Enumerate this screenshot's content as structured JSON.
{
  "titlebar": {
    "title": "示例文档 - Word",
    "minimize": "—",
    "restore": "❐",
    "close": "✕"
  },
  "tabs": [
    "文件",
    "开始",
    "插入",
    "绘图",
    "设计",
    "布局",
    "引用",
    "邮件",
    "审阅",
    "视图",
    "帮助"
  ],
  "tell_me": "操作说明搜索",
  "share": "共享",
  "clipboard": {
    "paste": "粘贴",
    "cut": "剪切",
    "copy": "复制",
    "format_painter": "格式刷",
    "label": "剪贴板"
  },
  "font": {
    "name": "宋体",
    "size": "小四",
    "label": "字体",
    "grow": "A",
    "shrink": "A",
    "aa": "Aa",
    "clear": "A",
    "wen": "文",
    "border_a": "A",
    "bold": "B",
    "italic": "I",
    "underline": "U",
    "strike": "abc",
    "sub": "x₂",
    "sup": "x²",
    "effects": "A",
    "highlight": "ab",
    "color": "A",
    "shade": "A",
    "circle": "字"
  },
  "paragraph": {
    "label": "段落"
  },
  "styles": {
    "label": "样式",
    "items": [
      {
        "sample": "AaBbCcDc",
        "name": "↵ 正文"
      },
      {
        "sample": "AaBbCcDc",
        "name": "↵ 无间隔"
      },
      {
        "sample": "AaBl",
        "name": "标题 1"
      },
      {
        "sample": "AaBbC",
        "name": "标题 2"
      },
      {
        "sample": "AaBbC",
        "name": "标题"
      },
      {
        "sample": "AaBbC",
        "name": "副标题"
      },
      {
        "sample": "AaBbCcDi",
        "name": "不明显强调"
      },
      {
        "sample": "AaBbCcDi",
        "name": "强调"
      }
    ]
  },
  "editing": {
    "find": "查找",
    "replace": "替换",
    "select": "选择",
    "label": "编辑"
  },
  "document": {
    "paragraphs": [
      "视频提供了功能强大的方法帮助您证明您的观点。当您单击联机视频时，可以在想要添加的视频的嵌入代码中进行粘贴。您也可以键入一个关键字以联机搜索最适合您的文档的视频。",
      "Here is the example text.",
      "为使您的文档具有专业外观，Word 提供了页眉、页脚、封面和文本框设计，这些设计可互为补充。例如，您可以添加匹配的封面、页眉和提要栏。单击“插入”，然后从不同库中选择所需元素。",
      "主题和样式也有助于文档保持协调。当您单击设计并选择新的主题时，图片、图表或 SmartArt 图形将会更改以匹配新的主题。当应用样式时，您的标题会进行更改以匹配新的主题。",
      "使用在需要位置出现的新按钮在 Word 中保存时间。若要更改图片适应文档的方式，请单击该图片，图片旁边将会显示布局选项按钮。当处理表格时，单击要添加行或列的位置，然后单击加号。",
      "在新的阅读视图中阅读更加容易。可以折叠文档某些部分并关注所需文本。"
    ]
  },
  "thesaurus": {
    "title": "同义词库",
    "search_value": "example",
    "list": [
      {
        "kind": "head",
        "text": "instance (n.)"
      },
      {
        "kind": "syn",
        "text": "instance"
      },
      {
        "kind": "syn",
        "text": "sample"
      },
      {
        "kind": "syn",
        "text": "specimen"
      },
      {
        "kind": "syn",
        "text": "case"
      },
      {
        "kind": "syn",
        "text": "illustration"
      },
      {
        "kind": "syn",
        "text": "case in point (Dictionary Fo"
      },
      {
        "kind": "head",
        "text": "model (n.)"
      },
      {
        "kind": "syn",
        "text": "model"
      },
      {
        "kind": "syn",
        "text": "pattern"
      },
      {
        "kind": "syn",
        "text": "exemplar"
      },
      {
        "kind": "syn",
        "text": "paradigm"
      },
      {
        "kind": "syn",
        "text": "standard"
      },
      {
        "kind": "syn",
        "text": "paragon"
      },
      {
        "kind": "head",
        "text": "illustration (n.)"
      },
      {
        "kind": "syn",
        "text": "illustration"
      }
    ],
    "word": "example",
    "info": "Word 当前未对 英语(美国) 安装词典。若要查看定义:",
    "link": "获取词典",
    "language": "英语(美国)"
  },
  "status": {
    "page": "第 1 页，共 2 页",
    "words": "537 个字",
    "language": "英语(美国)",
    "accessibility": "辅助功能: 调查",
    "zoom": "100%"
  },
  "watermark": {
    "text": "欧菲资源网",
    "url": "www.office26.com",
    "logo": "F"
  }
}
================
Check each line of the data above for the word "case" and say how many lines have it. Give the number alone.

2